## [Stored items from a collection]
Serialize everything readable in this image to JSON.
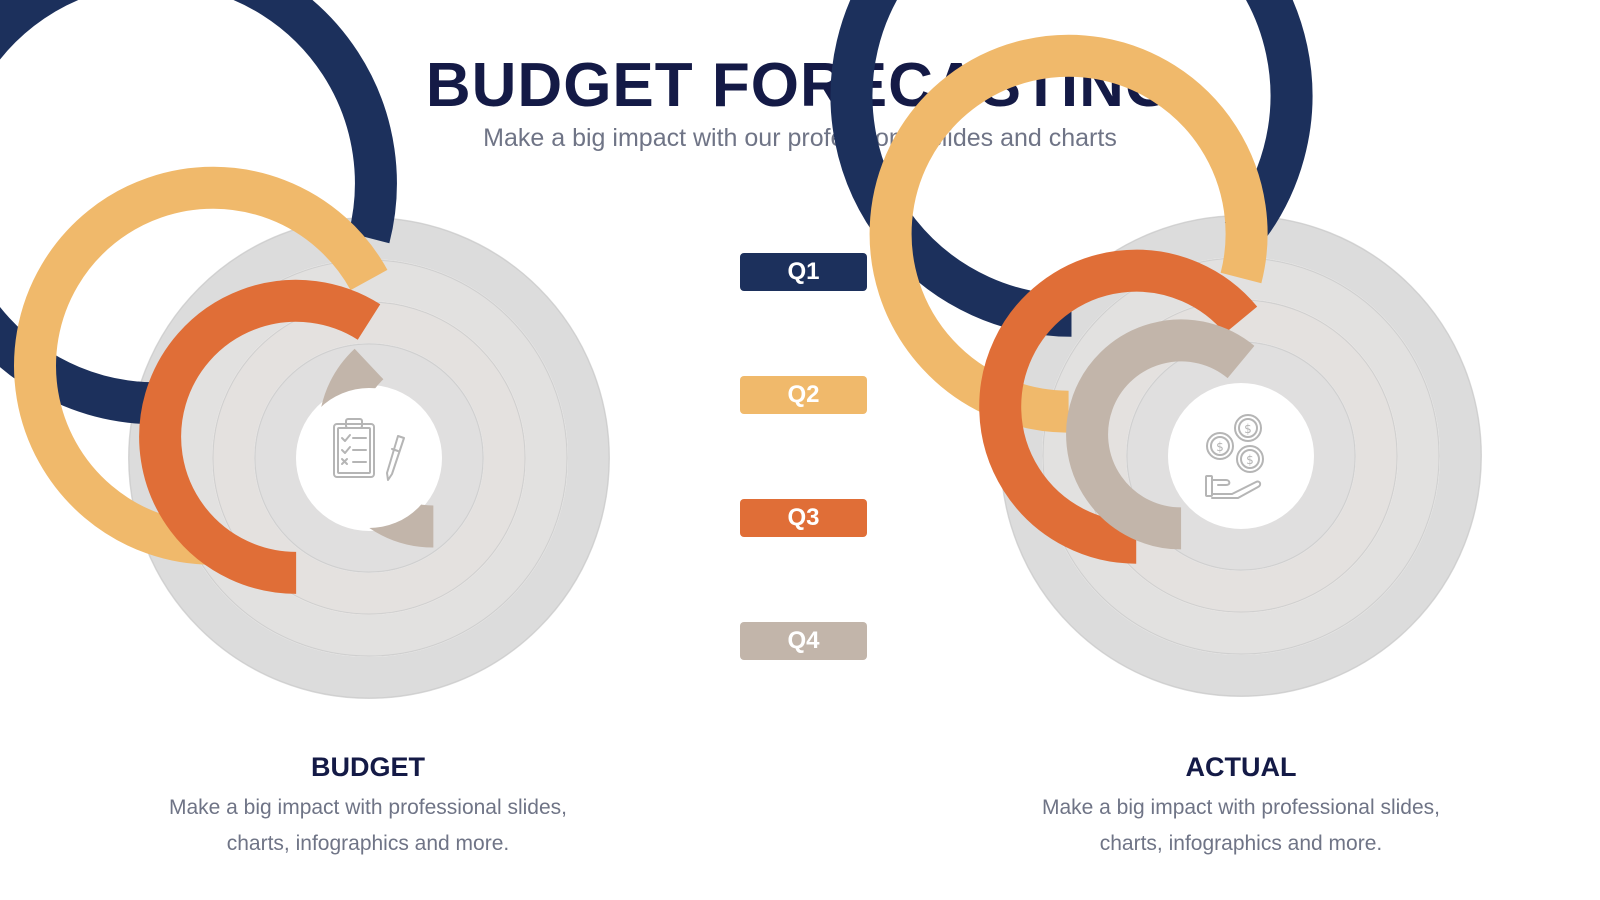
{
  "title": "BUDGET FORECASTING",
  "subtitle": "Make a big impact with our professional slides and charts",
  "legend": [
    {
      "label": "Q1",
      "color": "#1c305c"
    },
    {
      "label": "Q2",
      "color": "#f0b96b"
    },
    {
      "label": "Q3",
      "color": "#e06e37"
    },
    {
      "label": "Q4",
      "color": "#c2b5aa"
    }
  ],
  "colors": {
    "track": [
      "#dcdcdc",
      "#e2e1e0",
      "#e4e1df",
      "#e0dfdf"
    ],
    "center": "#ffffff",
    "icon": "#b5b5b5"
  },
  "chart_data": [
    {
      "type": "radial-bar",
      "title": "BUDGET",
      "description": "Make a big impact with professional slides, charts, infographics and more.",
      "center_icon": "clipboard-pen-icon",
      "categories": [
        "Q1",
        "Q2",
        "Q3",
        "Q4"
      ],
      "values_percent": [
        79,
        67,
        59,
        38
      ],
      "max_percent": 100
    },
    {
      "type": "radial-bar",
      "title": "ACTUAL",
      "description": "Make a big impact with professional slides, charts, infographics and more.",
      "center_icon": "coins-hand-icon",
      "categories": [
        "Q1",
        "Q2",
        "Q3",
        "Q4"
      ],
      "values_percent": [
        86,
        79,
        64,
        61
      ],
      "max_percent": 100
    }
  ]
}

## [Task goal]
Without including any pictures, output all the entries above exactly.

## [Answer to the task]
Serialize everything readable in this image to JSON.
{
  "title": "BUDGET FORECASTING",
  "subtitle": "Make a big impact with our professional slides and charts",
  "legend": [
    {
      "label": "Q1",
      "color": "#1c305c"
    },
    {
      "label": "Q2",
      "color": "#f0b96b"
    },
    {
      "label": "Q3",
      "color": "#e06e37"
    },
    {
      "label": "Q4",
      "color": "#c2b5aa"
    }
  ],
  "colors": {
    "track": [
      "#dcdcdc",
      "#e2e1e0",
      "#e4e1df",
      "#e0dfdf"
    ],
    "center": "#ffffff",
    "icon": "#b5b5b5"
  },
  "chart_data": [
    {
      "type": "radial-bar",
      "title": "BUDGET",
      "description": "Make a big impact with professional slides, charts, infographics and more.",
      "center_icon": "clipboard-pen-icon",
      "categories": [
        "Q1",
        "Q2",
        "Q3",
        "Q4"
      ],
      "values_percent": [
        79,
        67,
        59,
        38
      ],
      "max_percent": 100
    },
    {
      "type": "radial-bar",
      "title": "ACTUAL",
      "description": "Make a big impact with professional slides, charts, infographics and more.",
      "center_icon": "coins-hand-icon",
      "categories": [
        "Q1",
        "Q2",
        "Q3",
        "Q4"
      ],
      "values_percent": [
        86,
        79,
        64,
        61
      ],
      "max_percent": 100
    }
  ]
}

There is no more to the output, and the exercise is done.